• _THE PROBLEM_: Each entry below is to be written out exactly, and the pictures are to be left out.

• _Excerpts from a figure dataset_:
##############################
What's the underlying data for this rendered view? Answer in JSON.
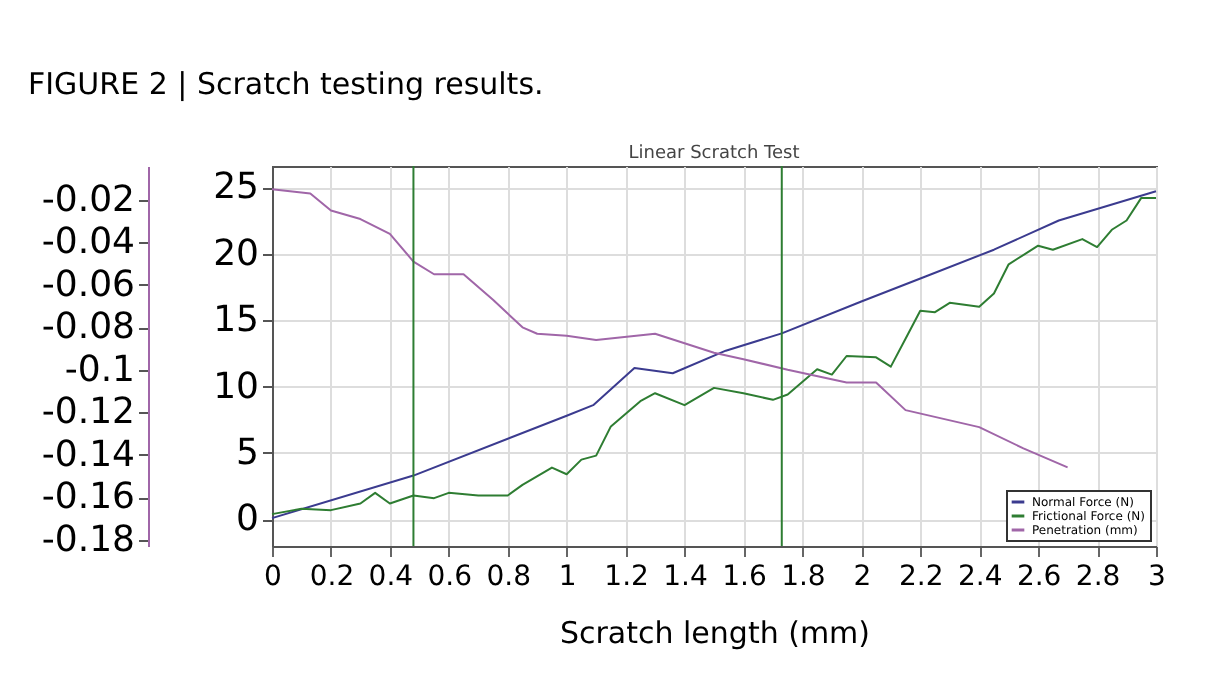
{
  "chart_data": {
    "type": "line",
    "title": "FIGURE 2 | Scratch testing results.",
    "subtitle": "Linear Scratch Test",
    "xlabel": "Scratch length (mm)",
    "xlim": [
      0,
      3
    ],
    "xticks": [
      0,
      0.2,
      0.4,
      0.6,
      0.8,
      1,
      1.2,
      1.4,
      1.6,
      1.8,
      2,
      2.2,
      2.4,
      2.6,
      2.8,
      3
    ],
    "ylim": [
      -2,
      26.6
    ],
    "yticks": [
      0,
      5,
      10,
      15,
      20,
      25
    ],
    "y2lim": [
      -0.183,
      -0.004
    ],
    "y2ticks": [
      -0.02,
      -0.04,
      -0.06,
      -0.08,
      -0.1,
      -0.12,
      -0.14,
      -0.16,
      -0.18
    ],
    "grid": true,
    "legend": "bottom right",
    "marker": "none",
    "line_style": "solid",
    "ref_lines": [
      {
        "axis": "x",
        "value": 0.48,
        "color": "#2e7d32"
      },
      {
        "axis": "x",
        "value": 1.73,
        "color": "#2e7d32"
      }
    ],
    "series": [
      {
        "name": "Normal Force (N)",
        "color": "#3b3b8f",
        "x": [
          0,
          0.48,
          1.0,
          1.09,
          1.23,
          1.36,
          1.54,
          1.73,
          2.0,
          2.22,
          2.45,
          2.67,
          3.0
        ],
        "values": [
          0.1,
          3.3,
          7.8,
          8.6,
          11.4,
          11.0,
          12.7,
          14.0,
          16.4,
          18.3,
          20.3,
          22.5,
          24.7
        ]
      },
      {
        "name": "Frictional Force (N)",
        "color": "#2e7d32",
        "x": [
          0,
          0.1,
          0.2,
          0.3,
          0.35,
          0.4,
          0.48,
          0.55,
          0.6,
          0.7,
          0.8,
          0.85,
          0.95,
          1.0,
          1.05,
          1.1,
          1.15,
          1.25,
          1.3,
          1.4,
          1.5,
          1.6,
          1.7,
          1.75,
          1.85,
          1.9,
          1.95,
          2.05,
          2.1,
          2.15,
          2.2,
          2.25,
          2.3,
          2.4,
          2.45,
          2.5,
          2.6,
          2.65,
          2.75,
          2.8,
          2.85,
          2.9,
          2.95,
          3.0
        ],
        "values": [
          0.4,
          0.8,
          0.7,
          1.2,
          2.0,
          1.2,
          1.8,
          1.6,
          2.0,
          1.8,
          1.8,
          2.6,
          3.9,
          3.4,
          4.5,
          4.8,
          7.0,
          8.9,
          9.5,
          8.6,
          9.9,
          9.5,
          9.0,
          9.4,
          11.3,
          10.9,
          12.3,
          12.2,
          11.5,
          13.6,
          15.7,
          15.6,
          16.3,
          16.0,
          17.0,
          19.2,
          20.6,
          20.3,
          21.1,
          20.5,
          21.8,
          22.5,
          24.2,
          24.2
        ]
      },
      {
        "name": "Penetration (mm)",
        "color": "#a066a8",
        "axis": "y2",
        "x": [
          0,
          0.13,
          0.2,
          0.3,
          0.4,
          0.48,
          0.55,
          0.65,
          0.75,
          0.85,
          0.9,
          1.0,
          1.1,
          1.3,
          1.5,
          1.6,
          1.75,
          1.95,
          2.05,
          2.15,
          2.4,
          2.55,
          2.7
        ],
        "values": [
          -0.015,
          -0.017,
          -0.025,
          -0.029,
          -0.036,
          -0.049,
          -0.055,
          -0.055,
          -0.067,
          -0.08,
          -0.083,
          -0.084,
          -0.086,
          -0.083,
          -0.092,
          -0.095,
          -0.1,
          -0.106,
          -0.106,
          -0.119,
          -0.127,
          -0.137,
          -0.146
        ]
      }
    ]
  }
}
##############################
• _EXERCISE SOLUTION_:
What's the underlying data for this rendered view? Answer in JSON.
{
  "chart_data": {
    "type": "line",
    "title": "FIGURE 2 | Scratch testing results.",
    "subtitle": "Linear Scratch Test",
    "xlabel": "Scratch length (mm)",
    "xlim": [
      0,
      3
    ],
    "xticks": [
      0,
      0.2,
      0.4,
      0.6,
      0.8,
      1,
      1.2,
      1.4,
      1.6,
      1.8,
      2,
      2.2,
      2.4,
      2.6,
      2.8,
      3
    ],
    "ylim": [
      -2,
      26.6
    ],
    "yticks": [
      0,
      5,
      10,
      15,
      20,
      25
    ],
    "y2lim": [
      -0.183,
      -0.004
    ],
    "y2ticks": [
      -0.02,
      -0.04,
      -0.06,
      -0.08,
      -0.1,
      -0.12,
      -0.14,
      -0.16,
      -0.18
    ],
    "grid": true,
    "legend": "bottom right",
    "marker": "none",
    "line_style": "solid",
    "ref_lines": [
      {
        "axis": "x",
        "value": 0.48,
        "color": "#2e7d32"
      },
      {
        "axis": "x",
        "value": 1.73,
        "color": "#2e7d32"
      }
    ],
    "series": [
      {
        "name": "Normal Force (N)",
        "color": "#3b3b8f",
        "x": [
          0,
          0.48,
          1.0,
          1.09,
          1.23,
          1.36,
          1.54,
          1.73,
          2.0,
          2.22,
          2.45,
          2.67,
          3.0
        ],
        "values": [
          0.1,
          3.3,
          7.8,
          8.6,
          11.4,
          11.0,
          12.7,
          14.0,
          16.4,
          18.3,
          20.3,
          22.5,
          24.7
        ]
      },
      {
        "name": "Frictional Force (N)",
        "color": "#2e7d32",
        "x": [
          0,
          0.1,
          0.2,
          0.3,
          0.35,
          0.4,
          0.48,
          0.55,
          0.6,
          0.7,
          0.8,
          0.85,
          0.95,
          1.0,
          1.05,
          1.1,
          1.15,
          1.25,
          1.3,
          1.4,
          1.5,
          1.6,
          1.7,
          1.75,
          1.85,
          1.9,
          1.95,
          2.05,
          2.1,
          2.15,
          2.2,
          2.25,
          2.3,
          2.4,
          2.45,
          2.5,
          2.6,
          2.65,
          2.75,
          2.8,
          2.85,
          2.9,
          2.95,
          3.0
        ],
        "values": [
          0.4,
          0.8,
          0.7,
          1.2,
          2.0,
          1.2,
          1.8,
          1.6,
          2.0,
          1.8,
          1.8,
          2.6,
          3.9,
          3.4,
          4.5,
          4.8,
          7.0,
          8.9,
          9.5,
          8.6,
          9.9,
          9.5,
          9.0,
          9.4,
          11.3,
          10.9,
          12.3,
          12.2,
          11.5,
          13.6,
          15.7,
          15.6,
          16.3,
          16.0,
          17.0,
          19.2,
          20.6,
          20.3,
          21.1,
          20.5,
          21.8,
          22.5,
          24.2,
          24.2
        ]
      },
      {
        "name": "Penetration (mm)",
        "color": "#a066a8",
        "axis": "y2",
        "x": [
          0,
          0.13,
          0.2,
          0.3,
          0.4,
          0.48,
          0.55,
          0.65,
          0.75,
          0.85,
          0.9,
          1.0,
          1.1,
          1.3,
          1.5,
          1.6,
          1.75,
          1.95,
          2.05,
          2.15,
          2.4,
          2.55,
          2.7
        ],
        "values": [
          -0.015,
          -0.017,
          -0.025,
          -0.029,
          -0.036,
          -0.049,
          -0.055,
          -0.055,
          -0.067,
          -0.08,
          -0.083,
          -0.084,
          -0.086,
          -0.083,
          -0.092,
          -0.095,
          -0.1,
          -0.106,
          -0.106,
          -0.119,
          -0.127,
          -0.137,
          -0.146
        ]
      }
    ]
  }
}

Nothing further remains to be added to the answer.